_Task description_
Reproduce each line exactly. Skip none.

_Data extracted from a collection_
▬▬▬▬▬▬▬▬▬▬

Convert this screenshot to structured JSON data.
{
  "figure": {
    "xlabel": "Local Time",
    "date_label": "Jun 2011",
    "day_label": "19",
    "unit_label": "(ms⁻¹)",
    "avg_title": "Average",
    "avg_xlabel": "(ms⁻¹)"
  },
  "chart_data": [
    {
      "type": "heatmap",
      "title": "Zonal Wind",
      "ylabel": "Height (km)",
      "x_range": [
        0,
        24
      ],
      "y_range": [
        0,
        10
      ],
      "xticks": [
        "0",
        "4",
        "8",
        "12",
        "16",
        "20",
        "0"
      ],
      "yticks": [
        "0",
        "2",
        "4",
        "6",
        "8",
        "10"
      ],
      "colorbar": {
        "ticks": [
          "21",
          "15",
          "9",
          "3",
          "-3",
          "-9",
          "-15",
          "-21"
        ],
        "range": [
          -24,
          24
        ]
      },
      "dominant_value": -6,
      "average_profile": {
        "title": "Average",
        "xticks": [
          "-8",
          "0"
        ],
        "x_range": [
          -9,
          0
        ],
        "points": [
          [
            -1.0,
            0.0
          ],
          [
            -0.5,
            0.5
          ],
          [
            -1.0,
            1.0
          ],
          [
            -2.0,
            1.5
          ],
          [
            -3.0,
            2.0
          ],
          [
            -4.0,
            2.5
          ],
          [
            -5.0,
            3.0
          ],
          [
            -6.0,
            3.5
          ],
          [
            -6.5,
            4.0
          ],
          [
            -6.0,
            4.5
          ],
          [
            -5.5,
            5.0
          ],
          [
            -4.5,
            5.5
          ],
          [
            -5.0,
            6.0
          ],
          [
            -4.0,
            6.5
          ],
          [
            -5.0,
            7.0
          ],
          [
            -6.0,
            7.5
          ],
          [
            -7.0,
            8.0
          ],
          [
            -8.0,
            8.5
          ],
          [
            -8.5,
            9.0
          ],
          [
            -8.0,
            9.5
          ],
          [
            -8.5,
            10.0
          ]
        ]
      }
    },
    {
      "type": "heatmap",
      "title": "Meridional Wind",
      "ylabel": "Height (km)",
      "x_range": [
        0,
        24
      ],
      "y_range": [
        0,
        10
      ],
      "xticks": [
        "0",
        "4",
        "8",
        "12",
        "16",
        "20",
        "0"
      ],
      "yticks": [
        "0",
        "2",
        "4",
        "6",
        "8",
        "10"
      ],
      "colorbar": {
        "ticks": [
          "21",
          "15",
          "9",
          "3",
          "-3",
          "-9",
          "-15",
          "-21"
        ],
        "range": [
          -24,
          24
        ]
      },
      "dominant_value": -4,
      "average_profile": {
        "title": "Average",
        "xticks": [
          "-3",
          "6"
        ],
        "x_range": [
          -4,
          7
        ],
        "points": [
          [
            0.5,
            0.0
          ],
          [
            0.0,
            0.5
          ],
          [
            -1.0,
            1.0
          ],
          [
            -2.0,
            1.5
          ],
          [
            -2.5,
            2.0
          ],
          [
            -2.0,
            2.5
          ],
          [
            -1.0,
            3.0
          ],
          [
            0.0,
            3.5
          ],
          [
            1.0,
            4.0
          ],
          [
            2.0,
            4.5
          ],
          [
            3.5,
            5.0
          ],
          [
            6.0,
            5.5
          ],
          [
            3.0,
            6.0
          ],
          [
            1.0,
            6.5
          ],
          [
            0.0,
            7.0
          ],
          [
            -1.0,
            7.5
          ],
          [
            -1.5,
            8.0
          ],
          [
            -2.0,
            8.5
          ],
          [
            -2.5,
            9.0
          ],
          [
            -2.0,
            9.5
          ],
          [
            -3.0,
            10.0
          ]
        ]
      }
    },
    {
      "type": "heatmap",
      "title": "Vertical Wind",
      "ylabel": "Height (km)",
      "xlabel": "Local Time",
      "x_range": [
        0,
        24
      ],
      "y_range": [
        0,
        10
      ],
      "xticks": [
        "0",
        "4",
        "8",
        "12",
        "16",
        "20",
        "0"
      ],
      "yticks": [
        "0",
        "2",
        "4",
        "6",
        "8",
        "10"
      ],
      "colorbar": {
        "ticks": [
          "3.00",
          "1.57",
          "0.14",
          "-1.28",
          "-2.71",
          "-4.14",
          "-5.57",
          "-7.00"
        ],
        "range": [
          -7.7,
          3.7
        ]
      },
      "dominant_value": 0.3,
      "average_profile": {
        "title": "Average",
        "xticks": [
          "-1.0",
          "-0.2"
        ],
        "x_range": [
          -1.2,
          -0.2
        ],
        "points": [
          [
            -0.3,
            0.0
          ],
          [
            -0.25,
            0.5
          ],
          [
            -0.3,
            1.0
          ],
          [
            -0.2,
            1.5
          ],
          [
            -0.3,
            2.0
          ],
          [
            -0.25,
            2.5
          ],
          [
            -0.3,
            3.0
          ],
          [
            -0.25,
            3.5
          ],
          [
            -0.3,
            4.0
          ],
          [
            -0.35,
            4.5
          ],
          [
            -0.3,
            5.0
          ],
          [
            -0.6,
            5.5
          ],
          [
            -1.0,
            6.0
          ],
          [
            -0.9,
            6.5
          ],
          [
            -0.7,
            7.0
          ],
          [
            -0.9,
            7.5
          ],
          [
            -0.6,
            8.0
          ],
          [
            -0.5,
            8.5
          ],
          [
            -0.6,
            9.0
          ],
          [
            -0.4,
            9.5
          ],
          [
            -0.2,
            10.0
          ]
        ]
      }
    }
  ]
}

▬▬▬▬▬▬▬▬▬▬

_Worked answer_
Convert this screenshot to structured JSON data.
{
  "figure": {
    "xlabel": "Local Time",
    "date_label": "Jun 2011",
    "day_label": "19",
    "unit_label": "(ms⁻¹)",
    "avg_title": "Average",
    "avg_xlabel": "(ms⁻¹)"
  },
  "chart_data": [
    {
      "type": "heatmap",
      "title": "Zonal Wind",
      "ylabel": "Height (km)",
      "x_range": [
        0,
        24
      ],
      "y_range": [
        0,
        10
      ],
      "xticks": [
        "0",
        "4",
        "8",
        "12",
        "16",
        "20",
        "0"
      ],
      "yticks": [
        "0",
        "2",
        "4",
        "6",
        "8",
        "10"
      ],
      "colorbar": {
        "ticks": [
          "21",
          "15",
          "9",
          "3",
          "-3",
          "-9",
          "-15",
          "-21"
        ],
        "range": [
          -24,
          24
        ]
      },
      "dominant_value": -6,
      "average_profile": {
        "title": "Average",
        "xticks": [
          "-8",
          "0"
        ],
        "x_range": [
          -9,
          0
        ],
        "points": [
          [
            -1.0,
            0.0
          ],
          [
            -0.5,
            0.5
          ],
          [
            -1.0,
            1.0
          ],
          [
            -2.0,
            1.5
          ],
          [
            -3.0,
            2.0
          ],
          [
            -4.0,
            2.5
          ],
          [
            -5.0,
            3.0
          ],
          [
            -6.0,
            3.5
          ],
          [
            -6.5,
            4.0
          ],
          [
            -6.0,
            4.5
          ],
          [
            -5.5,
            5.0
          ],
          [
            -4.5,
            5.5
          ],
          [
            -5.0,
            6.0
          ],
          [
            -4.0,
            6.5
          ],
          [
            -5.0,
            7.0
          ],
          [
            -6.0,
            7.5
          ],
          [
            -7.0,
            8.0
          ],
          [
            -8.0,
            8.5
          ],
          [
            -8.5,
            9.0
          ],
          [
            -8.0,
            9.5
          ],
          [
            -8.5,
            10.0
          ]
        ]
      }
    },
    {
      "type": "heatmap",
      "title": "Meridional Wind",
      "ylabel": "Height (km)",
      "x_range": [
        0,
        24
      ],
      "y_range": [
        0,
        10
      ],
      "xticks": [
        "0",
        "4",
        "8",
        "12",
        "16",
        "20",
        "0"
      ],
      "yticks": [
        "0",
        "2",
        "4",
        "6",
        "8",
        "10"
      ],
      "colorbar": {
        "ticks": [
          "21",
          "15",
          "9",
          "3",
          "-3",
          "-9",
          "-15",
          "-21"
        ],
        "range": [
          -24,
          24
        ]
      },
      "dominant_value": -4,
      "average_profile": {
        "title": "Average",
        "xticks": [
          "-3",
          "6"
        ],
        "x_range": [
          -4,
          7
        ],
        "points": [
          [
            0.5,
            0.0
          ],
          [
            0.0,
            0.5
          ],
          [
            -1.0,
            1.0
          ],
          [
            -2.0,
            1.5
          ],
          [
            -2.5,
            2.0
          ],
          [
            -2.0,
            2.5
          ],
          [
            -1.0,
            3.0
          ],
          [
            0.0,
            3.5
          ],
          [
            1.0,
            4.0
          ],
          [
            2.0,
            4.5
          ],
          [
            3.5,
            5.0
          ],
          [
            6.0,
            5.5
          ],
          [
            3.0,
            6.0
          ],
          [
            1.0,
            6.5
          ],
          [
            0.0,
            7.0
          ],
          [
            -1.0,
            7.5
          ],
          [
            -1.5,
            8.0
          ],
          [
            -2.0,
            8.5
          ],
          [
            -2.5,
            9.0
          ],
          [
            -2.0,
            9.5
          ],
          [
            -3.0,
            10.0
          ]
        ]
      }
    },
    {
      "type": "heatmap",
      "title": "Vertical Wind",
      "ylabel": "Height (km)",
      "xlabel": "Local Time",
      "x_range": [
        0,
        24
      ],
      "y_range": [
        0,
        10
      ],
      "xticks": [
        "0",
        "4",
        "8",
        "12",
        "16",
        "20",
        "0"
      ],
      "yticks": [
        "0",
        "2",
        "4",
        "6",
        "8",
        "10"
      ],
      "colorbar": {
        "ticks": [
          "3.00",
          "1.57",
          "0.14",
          "-1.28",
          "-2.71",
          "-4.14",
          "-5.57",
          "-7.00"
        ],
        "range": [
          -7.7,
          3.7
        ]
      },
      "dominant_value": 0.3,
      "average_profile": {
        "title": "Average",
        "xticks": [
          "-1.0",
          "-0.2"
        ],
        "x_range": [
          -1.2,
          -0.2
        ],
        "points": [
          [
            -0.3,
            0.0
          ],
          [
            -0.25,
            0.5
          ],
          [
            -0.3,
            1.0
          ],
          [
            -0.2,
            1.5
          ],
          [
            -0.3,
            2.0
          ],
          [
            -0.25,
            2.5
          ],
          [
            -0.3,
            3.0
          ],
          [
            -0.25,
            3.5
          ],
          [
            -0.3,
            4.0
          ],
          [
            -0.35,
            4.5
          ],
          [
            -0.3,
            5.0
          ],
          [
            -0.6,
            5.5
          ],
          [
            -1.0,
            6.0
          ],
          [
            -0.9,
            6.5
          ],
          [
            -0.7,
            7.0
          ],
          [
            -0.9,
            7.5
          ],
          [
            -0.6,
            8.0
          ],
          [
            -0.5,
            8.5
          ],
          [
            -0.6,
            9.0
          ],
          [
            -0.4,
            9.5
          ],
          [
            -0.2,
            10.0
          ]
        ]
      }
    }
  ]
}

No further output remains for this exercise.